Given instruction:
Your task is to repeat the lines below exactly, excluding any pictures they contain.

Information supplied:
+--

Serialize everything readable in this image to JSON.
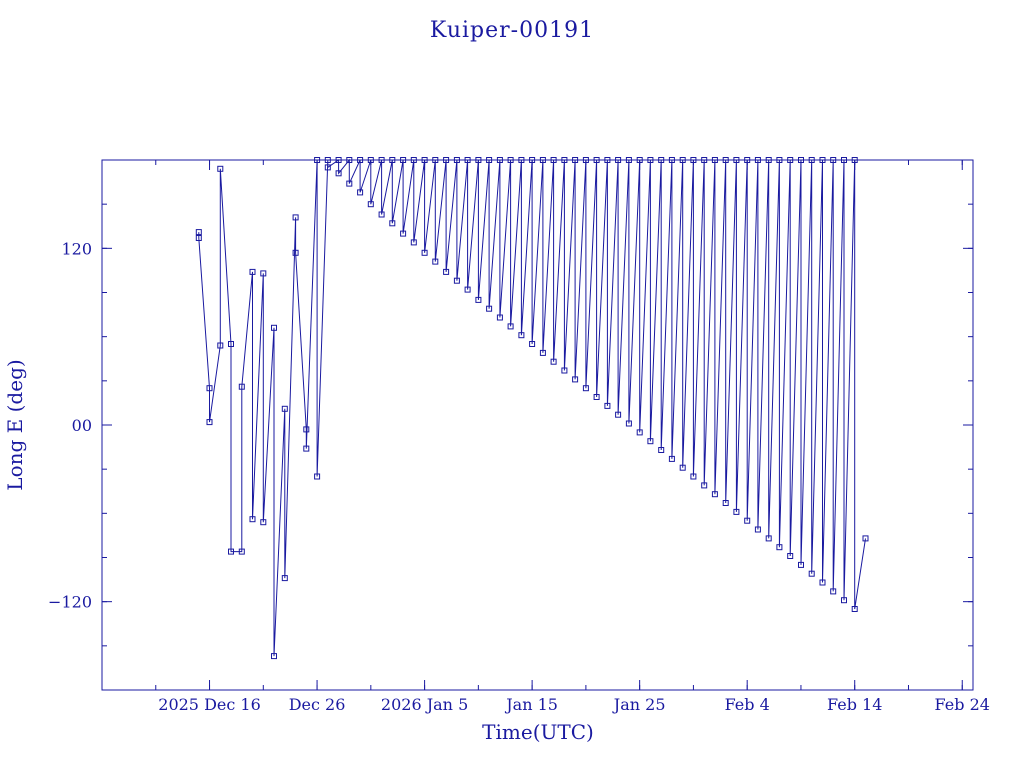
{
  "colors": {
    "ink": "#1a1aa0",
    "background": "#ffffff"
  },
  "chart_data": {
    "type": "line",
    "title": "Kuiper-00191",
    "xlabel": "Time(UTC)",
    "ylabel": "Long E (deg)",
    "xlim": [
      "2025-12-06",
      "2026-02-25"
    ],
    "ylim": [
      -180,
      180
    ],
    "x_ticks": [
      {
        "date": "2025-12-16",
        "label": "2025 Dec 16"
      },
      {
        "date": "2025-12-26",
        "label": "Dec 26"
      },
      {
        "date": "2026-01-05",
        "label": "2026 Jan  5"
      },
      {
        "date": "2026-01-15",
        "label": "Jan 15"
      },
      {
        "date": "2026-01-25",
        "label": "Jan 25"
      },
      {
        "date": "2026-02-04",
        "label": "Feb  4"
      },
      {
        "date": "2026-02-14",
        "label": "Feb 14"
      },
      {
        "date": "2026-02-24",
        "label": "Feb 24"
      }
    ],
    "y_ticks": [
      {
        "value": 120,
        "label": "120"
      },
      {
        "value": 0,
        "label": "00"
      },
      {
        "value": -120,
        "label": "−120"
      }
    ],
    "grid": false,
    "series": [
      {
        "marker": "square",
        "x": [
          "2025-12-15",
          "2025-12-15",
          "2025-12-16",
          "2025-12-16",
          "2025-12-17",
          "2025-12-17",
          "2025-12-18",
          "2025-12-18",
          "2025-12-19",
          "2025-12-19",
          "2025-12-20",
          "2025-12-20",
          "2025-12-21",
          "2025-12-21",
          "2025-12-22",
          "2025-12-22",
          "2025-12-23",
          "2025-12-23",
          "2025-12-24",
          "2025-12-24",
          "2025-12-25",
          "2025-12-25",
          "2025-12-26",
          "2025-12-26",
          "2025-12-27",
          "2025-12-27",
          "2025-12-28",
          "2025-12-28",
          "2025-12-29",
          "2025-12-29",
          "2025-12-30",
          "2025-12-30",
          "2025-12-31",
          "2025-12-31",
          "2026-01-01",
          "2026-01-01",
          "2026-01-02",
          "2026-01-02",
          "2026-01-03",
          "2026-01-03",
          "2026-01-04",
          "2026-01-04",
          "2026-01-05",
          "2026-01-05",
          "2026-01-06",
          "2026-01-06",
          "2026-01-07",
          "2026-01-07",
          "2026-01-08",
          "2026-01-08",
          "2026-01-09",
          "2026-01-09",
          "2026-01-10",
          "2026-01-10",
          "2026-01-11",
          "2026-01-11",
          "2026-01-12",
          "2026-01-12",
          "2026-01-13",
          "2026-01-13",
          "2026-01-14",
          "2026-01-14",
          "2026-01-15",
          "2026-01-15",
          "2026-01-16",
          "2026-01-16",
          "2026-01-17",
          "2026-01-17",
          "2026-01-18",
          "2026-01-18",
          "2026-01-19",
          "2026-01-19",
          "2026-01-20",
          "2026-01-20",
          "2026-01-21",
          "2026-01-21",
          "2026-01-22",
          "2026-01-22",
          "2026-01-23",
          "2026-01-23",
          "2026-01-24",
          "2026-01-24",
          "2026-01-25",
          "2026-01-25",
          "2026-01-26",
          "2026-01-26",
          "2026-01-27",
          "2026-01-27",
          "2026-01-28",
          "2026-01-28",
          "2026-01-29",
          "2026-01-29",
          "2026-01-30",
          "2026-01-30",
          "2026-01-31",
          "2026-01-31",
          "2026-02-01",
          "2026-02-01",
          "2026-02-02",
          "2026-02-02",
          "2026-02-03",
          "2026-02-03",
          "2026-02-04",
          "2026-02-04",
          "2026-02-05",
          "2026-02-05",
          "2026-02-06",
          "2026-02-06",
          "2026-02-07",
          "2026-02-07",
          "2026-02-08",
          "2026-02-08",
          "2026-02-09",
          "2026-02-09",
          "2026-02-10",
          "2026-02-10",
          "2026-02-11",
          "2026-02-11",
          "2026-02-12",
          "2026-02-12",
          "2026-02-13",
          "2026-02-13",
          "2026-02-14",
          "2026-02-14",
          "2026-02-15"
        ],
        "y": [
          131,
          127,
          25,
          2,
          54,
          174,
          55,
          -86,
          -86,
          26,
          104,
          -64,
          103,
          -66,
          66,
          -157,
          11,
          -104,
          141,
          117,
          -3,
          -16,
          180,
          -35,
          180,
          175,
          180,
          171,
          180,
          164,
          180,
          158,
          180,
          150,
          180,
          143,
          180,
          137,
          180,
          130,
          180,
          124,
          180,
          117,
          180,
          111,
          180,
          104,
          180,
          98,
          180,
          92,
          180,
          85,
          180,
          79,
          180,
          73,
          180,
          67,
          180,
          61,
          180,
          55,
          180,
          49,
          180,
          43,
          180,
          37,
          180,
          31,
          180,
          25,
          180,
          19,
          180,
          13,
          180,
          7,
          180,
          1,
          180,
          -5,
          180,
          -11,
          180,
          -17,
          180,
          -23,
          180,
          -29,
          180,
          -35,
          180,
          -41,
          180,
          -47,
          180,
          -53,
          180,
          -59,
          180,
          -65,
          180,
          -71,
          180,
          -77,
          180,
          -83,
          180,
          -89,
          180,
          -95,
          180,
          -101,
          180,
          -107,
          180,
          -113,
          180,
          -119,
          180,
          -125,
          -77
        ]
      }
    ]
  }
}
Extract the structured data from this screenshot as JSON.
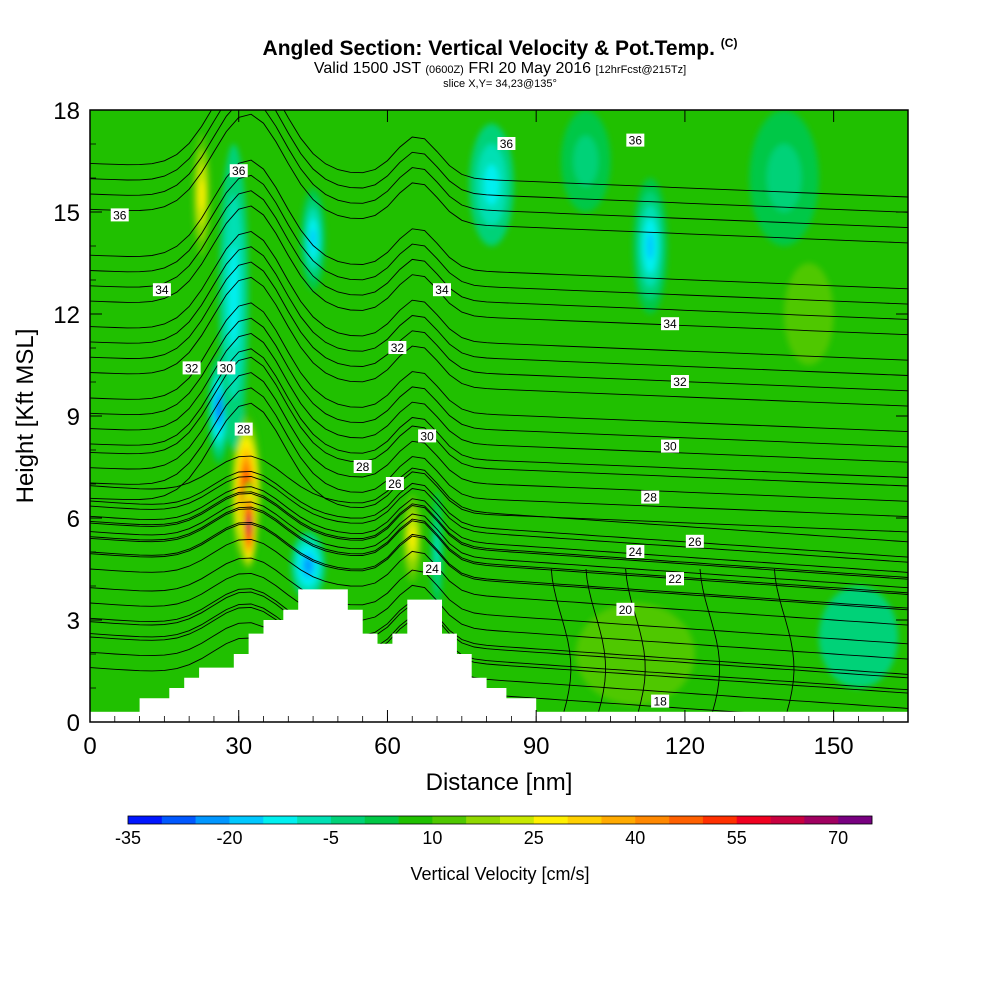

+--

Exercise answer:
Serialize everything readable in this image to JSON.
{
  "colors": {
    "ink": "#1a1aa0",
    "background": "#ffffff"
  },
  "chart_data": {
    "type": "line",
    "title": "Kuiper-00191",
    "xlabel": "Time(UTC)",
    "ylabel": "Long E (deg)",
    "xlim": [
      "2025-12-06",
      "2026-02-25"
    ],
    "ylim": [
      -180,
      180
    ],
    "x_ticks": [
      {
        "date": "2025-12-16",
        "label": "2025 Dec 16"
      },
      {
        "date": "2025-12-26",
        "label": "Dec 26"
      },
      {
        "date": "2026-01-05",
        "label": "2026 Jan  5"
      },
      {
        "date": "2026-01-15",
        "label": "Jan 15"
      },
      {
        "date": "2026-01-25",
        "label": "Jan 25"
      },
      {
        "date": "2026-02-04",
        "label": "Feb  4"
      },
      {
        "date": "2026-02-14",
        "label": "Feb 14"
      },
      {
        "date": "2026-02-24",
        "label": "Feb 24"
      }
    ],
    "y_ticks": [
      {
        "value": 120,
        "label": "120"
      },
      {
        "value": 0,
        "label": "00"
      },
      {
        "value": -120,
        "label": "−120"
      }
    ],
    "grid": false,
    "series": [
      {
        "marker": "square",
        "x": [
          "2025-12-15",
          "2025-12-15",
          "2025-12-16",
          "2025-12-16",
          "2025-12-17",
          "2025-12-17",
          "2025-12-18",
          "2025-12-18",
          "2025-12-19",
          "2025-12-19",
          "2025-12-20",
          "2025-12-20",
          "2025-12-21",
          "2025-12-21",
          "2025-12-22",
          "2025-12-22",
          "2025-12-23",
          "2025-12-23",
          "2025-12-24",
          "2025-12-24",
          "2025-12-25",
          "2025-12-25",
          "2025-12-26",
          "2025-12-26",
          "2025-12-27",
          "2025-12-27",
          "2025-12-28",
          "2025-12-28",
          "2025-12-29",
          "2025-12-29",
          "2025-12-30",
          "2025-12-30",
          "2025-12-31",
          "2025-12-31",
          "2026-01-01",
          "2026-01-01",
          "2026-01-02",
          "2026-01-02",
          "2026-01-03",
          "2026-01-03",
          "2026-01-04",
          "2026-01-04",
          "2026-01-05",
          "2026-01-05",
          "2026-01-06",
          "2026-01-06",
          "2026-01-07",
          "2026-01-07",
          "2026-01-08",
          "2026-01-08",
          "2026-01-09",
          "2026-01-09",
          "2026-01-10",
          "2026-01-10",
          "2026-01-11",
          "2026-01-11",
          "2026-01-12",
          "2026-01-12",
          "2026-01-13",
          "2026-01-13",
          "2026-01-14",
          "2026-01-14",
          "2026-01-15",
          "2026-01-15",
          "2026-01-16",
          "2026-01-16",
          "2026-01-17",
          "2026-01-17",
          "2026-01-18",
          "2026-01-18",
          "2026-01-19",
          "2026-01-19",
          "2026-01-20",
          "2026-01-20",
          "2026-01-21",
          "2026-01-21",
          "2026-01-22",
          "2026-01-22",
          "2026-01-23",
          "2026-01-23",
          "2026-01-24",
          "2026-01-24",
          "2026-01-25",
          "2026-01-25",
          "2026-01-26",
          "2026-01-26",
          "2026-01-27",
          "2026-01-27",
          "2026-01-28",
          "2026-01-28",
          "2026-01-29",
          "2026-01-29",
          "2026-01-30",
          "2026-01-30",
          "2026-01-31",
          "2026-01-31",
          "2026-02-01",
          "2026-02-01",
          "2026-02-02",
          "2026-02-02",
          "2026-02-03",
          "2026-02-03",
          "2026-02-04",
          "2026-02-04",
          "2026-02-05",
          "2026-02-05",
          "2026-02-06",
          "2026-02-06",
          "2026-02-07",
          "2026-02-07",
          "2026-02-08",
          "2026-02-08",
          "2026-02-09",
          "2026-02-09",
          "2026-02-10",
          "2026-02-10",
          "2026-02-11",
          "2026-02-11",
          "2026-02-12",
          "2026-02-12",
          "2026-02-13",
          "2026-02-13",
          "2026-02-14",
          "2026-02-14",
          "2026-02-15"
        ],
        "y": [
          131,
          127,
          25,
          2,
          54,
          174,
          55,
          -86,
          -86,
          26,
          104,
          -64,
          103,
          -66,
          66,
          -157,
          11,
          -104,
          141,
          117,
          -3,
          -16,
          180,
          -35,
          180,
          175,
          180,
          171,
          180,
          164,
          180,
          158,
          180,
          150,
          180,
          143,
          180,
          137,
          180,
          130,
          180,
          124,
          180,
          117,
          180,
          111,
          180,
          104,
          180,
          98,
          180,
          92,
          180,
          85,
          180,
          79,
          180,
          73,
          180,
          67,
          180,
          61,
          180,
          55,
          180,
          49,
          180,
          43,
          180,
          37,
          180,
          31,
          180,
          25,
          180,
          19,
          180,
          13,
          180,
          7,
          180,
          1,
          180,
          -5,
          180,
          -11,
          180,
          -17,
          180,
          -23,
          180,
          -29,
          180,
          -35,
          180,
          -41,
          180,
          -47,
          180,
          -53,
          180,
          -59,
          180,
          -65,
          180,
          -71,
          180,
          -77,
          180,
          -83,
          180,
          -89,
          180,
          -95,
          180,
          -101,
          180,
          -107,
          180,
          -113,
          180,
          -119,
          180,
          -125,
          -77
        ]
      }
    ]
  }
}
Extract the structured data from this screenshot as JSON.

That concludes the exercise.